*Work to be completed*. Below you will find a set of lines. Repeat them all exactly.

☆ ☆ ☆ ☆

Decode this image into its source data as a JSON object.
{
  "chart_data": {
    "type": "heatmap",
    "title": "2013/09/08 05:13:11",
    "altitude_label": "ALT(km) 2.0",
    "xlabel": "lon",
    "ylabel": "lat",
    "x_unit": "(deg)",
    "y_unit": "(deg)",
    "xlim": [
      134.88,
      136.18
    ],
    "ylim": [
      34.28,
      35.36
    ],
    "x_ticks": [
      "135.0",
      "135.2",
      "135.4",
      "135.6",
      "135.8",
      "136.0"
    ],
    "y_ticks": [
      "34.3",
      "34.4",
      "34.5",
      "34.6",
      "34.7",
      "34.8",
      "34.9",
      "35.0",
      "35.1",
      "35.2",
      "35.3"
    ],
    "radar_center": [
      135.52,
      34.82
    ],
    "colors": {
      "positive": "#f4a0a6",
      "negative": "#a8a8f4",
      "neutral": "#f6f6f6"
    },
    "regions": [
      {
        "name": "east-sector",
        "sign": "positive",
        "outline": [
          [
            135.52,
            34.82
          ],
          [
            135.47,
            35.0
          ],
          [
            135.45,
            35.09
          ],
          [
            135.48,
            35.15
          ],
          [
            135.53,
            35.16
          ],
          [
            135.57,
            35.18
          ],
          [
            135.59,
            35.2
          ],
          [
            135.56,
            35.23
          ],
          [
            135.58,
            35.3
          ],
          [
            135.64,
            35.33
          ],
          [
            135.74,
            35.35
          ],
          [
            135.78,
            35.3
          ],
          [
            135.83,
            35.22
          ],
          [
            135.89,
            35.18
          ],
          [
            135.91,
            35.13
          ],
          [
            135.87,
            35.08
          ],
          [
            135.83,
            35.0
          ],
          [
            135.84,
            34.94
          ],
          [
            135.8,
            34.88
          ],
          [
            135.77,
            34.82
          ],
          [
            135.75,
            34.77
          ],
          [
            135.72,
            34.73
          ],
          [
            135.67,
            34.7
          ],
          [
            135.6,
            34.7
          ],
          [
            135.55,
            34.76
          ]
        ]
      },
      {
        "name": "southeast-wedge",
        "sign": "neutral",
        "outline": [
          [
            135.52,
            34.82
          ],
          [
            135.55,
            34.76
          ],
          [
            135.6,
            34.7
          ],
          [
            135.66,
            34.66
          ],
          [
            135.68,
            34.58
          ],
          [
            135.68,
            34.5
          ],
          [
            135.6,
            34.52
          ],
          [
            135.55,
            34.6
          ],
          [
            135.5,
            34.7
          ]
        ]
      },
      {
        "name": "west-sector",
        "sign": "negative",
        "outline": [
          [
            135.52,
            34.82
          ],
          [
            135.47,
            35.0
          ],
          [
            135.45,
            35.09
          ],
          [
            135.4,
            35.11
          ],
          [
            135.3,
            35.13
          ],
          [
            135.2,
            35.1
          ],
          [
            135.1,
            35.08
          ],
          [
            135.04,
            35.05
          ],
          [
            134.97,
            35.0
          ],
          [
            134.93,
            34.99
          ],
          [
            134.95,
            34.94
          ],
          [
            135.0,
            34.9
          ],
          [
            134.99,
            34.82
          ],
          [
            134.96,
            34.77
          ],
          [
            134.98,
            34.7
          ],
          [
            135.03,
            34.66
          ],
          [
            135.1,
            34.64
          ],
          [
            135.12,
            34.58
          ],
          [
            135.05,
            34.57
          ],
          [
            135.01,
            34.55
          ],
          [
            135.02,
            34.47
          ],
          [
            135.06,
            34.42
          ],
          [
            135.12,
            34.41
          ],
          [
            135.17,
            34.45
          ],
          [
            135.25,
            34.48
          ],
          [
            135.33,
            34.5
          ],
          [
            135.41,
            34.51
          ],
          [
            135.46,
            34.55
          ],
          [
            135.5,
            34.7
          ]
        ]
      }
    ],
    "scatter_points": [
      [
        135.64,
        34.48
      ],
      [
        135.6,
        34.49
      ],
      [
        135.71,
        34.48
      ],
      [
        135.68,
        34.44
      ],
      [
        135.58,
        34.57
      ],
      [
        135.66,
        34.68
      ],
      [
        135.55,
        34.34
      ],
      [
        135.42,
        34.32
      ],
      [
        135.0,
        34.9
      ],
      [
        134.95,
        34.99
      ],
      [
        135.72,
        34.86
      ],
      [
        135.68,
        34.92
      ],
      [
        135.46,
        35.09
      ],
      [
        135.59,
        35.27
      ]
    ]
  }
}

☆ ☆ ☆ ☆

*The response*.
Decode this image into its source data as a JSON object.
{
  "chart_data": {
    "type": "heatmap",
    "title": "2013/09/08 05:13:11",
    "altitude_label": "ALT(km) 2.0",
    "xlabel": "lon",
    "ylabel": "lat",
    "x_unit": "(deg)",
    "y_unit": "(deg)",
    "xlim": [
      134.88,
      136.18
    ],
    "ylim": [
      34.28,
      35.36
    ],
    "x_ticks": [
      "135.0",
      "135.2",
      "135.4",
      "135.6",
      "135.8",
      "136.0"
    ],
    "y_ticks": [
      "34.3",
      "34.4",
      "34.5",
      "34.6",
      "34.7",
      "34.8",
      "34.9",
      "35.0",
      "35.1",
      "35.2",
      "35.3"
    ],
    "radar_center": [
      135.52,
      34.82
    ],
    "colors": {
      "positive": "#f4a0a6",
      "negative": "#a8a8f4",
      "neutral": "#f6f6f6"
    },
    "regions": [
      {
        "name": "east-sector",
        "sign": "positive",
        "outline": [
          [
            135.52,
            34.82
          ],
          [
            135.47,
            35.0
          ],
          [
            135.45,
            35.09
          ],
          [
            135.48,
            35.15
          ],
          [
            135.53,
            35.16
          ],
          [
            135.57,
            35.18
          ],
          [
            135.59,
            35.2
          ],
          [
            135.56,
            35.23
          ],
          [
            135.58,
            35.3
          ],
          [
            135.64,
            35.33
          ],
          [
            135.74,
            35.35
          ],
          [
            135.78,
            35.3
          ],
          [
            135.83,
            35.22
          ],
          [
            135.89,
            35.18
          ],
          [
            135.91,
            35.13
          ],
          [
            135.87,
            35.08
          ],
          [
            135.83,
            35.0
          ],
          [
            135.84,
            34.94
          ],
          [
            135.8,
            34.88
          ],
          [
            135.77,
            34.82
          ],
          [
            135.75,
            34.77
          ],
          [
            135.72,
            34.73
          ],
          [
            135.67,
            34.7
          ],
          [
            135.6,
            34.7
          ],
          [
            135.55,
            34.76
          ]
        ]
      },
      {
        "name": "southeast-wedge",
        "sign": "neutral",
        "outline": [
          [
            135.52,
            34.82
          ],
          [
            135.55,
            34.76
          ],
          [
            135.6,
            34.7
          ],
          [
            135.66,
            34.66
          ],
          [
            135.68,
            34.58
          ],
          [
            135.68,
            34.5
          ],
          [
            135.6,
            34.52
          ],
          [
            135.55,
            34.6
          ],
          [
            135.5,
            34.7
          ]
        ]
      },
      {
        "name": "west-sector",
        "sign": "negative",
        "outline": [
          [
            135.52,
            34.82
          ],
          [
            135.47,
            35.0
          ],
          [
            135.45,
            35.09
          ],
          [
            135.4,
            35.11
          ],
          [
            135.3,
            35.13
          ],
          [
            135.2,
            35.1
          ],
          [
            135.1,
            35.08
          ],
          [
            135.04,
            35.05
          ],
          [
            134.97,
            35.0
          ],
          [
            134.93,
            34.99
          ],
          [
            134.95,
            34.94
          ],
          [
            135.0,
            34.9
          ],
          [
            134.99,
            34.82
          ],
          [
            134.96,
            34.77
          ],
          [
            134.98,
            34.7
          ],
          [
            135.03,
            34.66
          ],
          [
            135.1,
            34.64
          ],
          [
            135.12,
            34.58
          ],
          [
            135.05,
            34.57
          ],
          [
            135.01,
            34.55
          ],
          [
            135.02,
            34.47
          ],
          [
            135.06,
            34.42
          ],
          [
            135.12,
            34.41
          ],
          [
            135.17,
            34.45
          ],
          [
            135.25,
            34.48
          ],
          [
            135.33,
            34.5
          ],
          [
            135.41,
            34.51
          ],
          [
            135.46,
            34.55
          ],
          [
            135.5,
            34.7
          ]
        ]
      }
    ],
    "scatter_points": [
      [
        135.64,
        34.48
      ],
      [
        135.6,
        34.49
      ],
      [
        135.71,
        34.48
      ],
      [
        135.68,
        34.44
      ],
      [
        135.58,
        34.57
      ],
      [
        135.66,
        34.68
      ],
      [
        135.55,
        34.34
      ],
      [
        135.42,
        34.32
      ],
      [
        135.0,
        34.9
      ],
      [
        134.95,
        34.99
      ],
      [
        135.72,
        34.86
      ],
      [
        135.68,
        34.92
      ],
      [
        135.46,
        35.09
      ],
      [
        135.59,
        35.27
      ]
    ]
  }
}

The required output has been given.